Go through the entries below and collect each line with the string "phúc" in it.

+===+

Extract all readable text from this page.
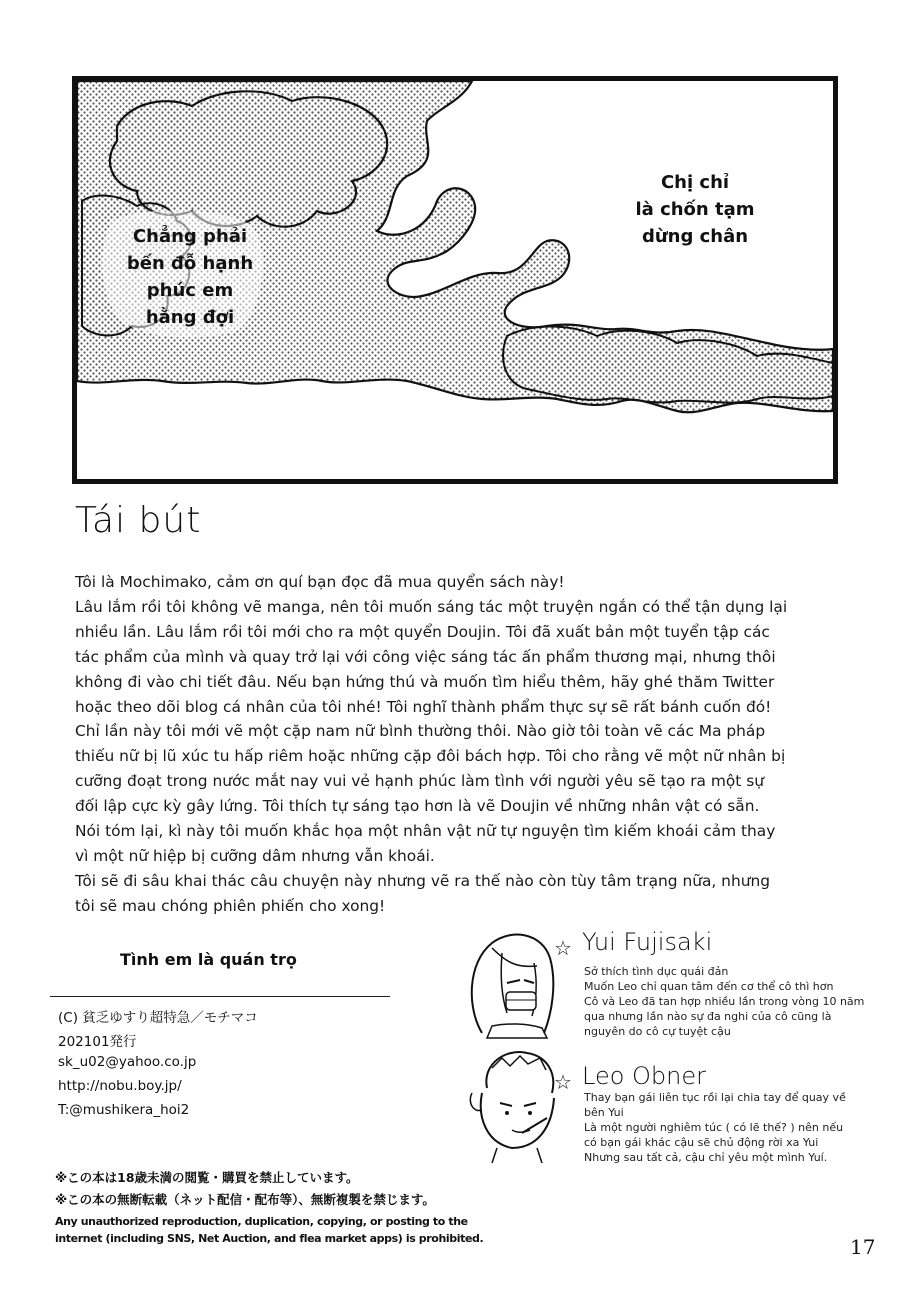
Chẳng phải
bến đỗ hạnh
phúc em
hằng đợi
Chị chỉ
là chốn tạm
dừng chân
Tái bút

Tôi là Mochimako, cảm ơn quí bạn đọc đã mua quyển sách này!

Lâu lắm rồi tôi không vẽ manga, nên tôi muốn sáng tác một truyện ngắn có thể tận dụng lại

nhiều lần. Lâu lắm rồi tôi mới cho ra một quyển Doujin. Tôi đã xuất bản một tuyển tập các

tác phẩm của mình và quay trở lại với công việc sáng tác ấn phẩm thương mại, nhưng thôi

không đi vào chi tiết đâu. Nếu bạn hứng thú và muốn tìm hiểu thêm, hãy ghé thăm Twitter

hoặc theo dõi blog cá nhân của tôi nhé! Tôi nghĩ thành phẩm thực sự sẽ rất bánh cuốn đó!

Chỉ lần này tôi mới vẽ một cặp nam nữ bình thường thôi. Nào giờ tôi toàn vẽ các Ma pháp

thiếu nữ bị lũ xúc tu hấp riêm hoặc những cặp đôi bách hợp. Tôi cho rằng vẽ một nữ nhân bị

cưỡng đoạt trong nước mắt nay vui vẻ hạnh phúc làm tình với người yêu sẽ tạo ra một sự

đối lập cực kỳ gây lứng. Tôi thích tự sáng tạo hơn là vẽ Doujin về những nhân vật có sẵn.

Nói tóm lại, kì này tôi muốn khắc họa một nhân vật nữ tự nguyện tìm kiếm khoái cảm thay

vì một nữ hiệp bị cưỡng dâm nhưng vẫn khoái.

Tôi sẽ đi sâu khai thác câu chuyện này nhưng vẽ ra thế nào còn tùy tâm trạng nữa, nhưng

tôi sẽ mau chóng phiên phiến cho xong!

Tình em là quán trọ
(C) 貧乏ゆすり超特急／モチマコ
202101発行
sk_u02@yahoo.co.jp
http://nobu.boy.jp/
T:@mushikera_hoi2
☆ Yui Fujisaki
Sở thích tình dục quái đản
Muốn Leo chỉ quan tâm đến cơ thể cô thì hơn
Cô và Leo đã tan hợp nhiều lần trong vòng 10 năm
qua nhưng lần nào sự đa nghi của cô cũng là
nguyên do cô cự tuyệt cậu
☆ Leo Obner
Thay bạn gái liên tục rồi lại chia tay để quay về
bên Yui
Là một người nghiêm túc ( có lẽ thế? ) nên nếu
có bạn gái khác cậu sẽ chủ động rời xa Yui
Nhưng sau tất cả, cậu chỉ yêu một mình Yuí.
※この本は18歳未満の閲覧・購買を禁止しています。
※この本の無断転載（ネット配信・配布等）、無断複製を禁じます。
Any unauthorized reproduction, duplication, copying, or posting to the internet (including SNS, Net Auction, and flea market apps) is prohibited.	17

+===+

ANSWER BELOW.
phúc em
cưỡng đoạt trong nước mắt nay vui vẻ hạnh phúc làm tình với người yêu sẽ tạo ra một sự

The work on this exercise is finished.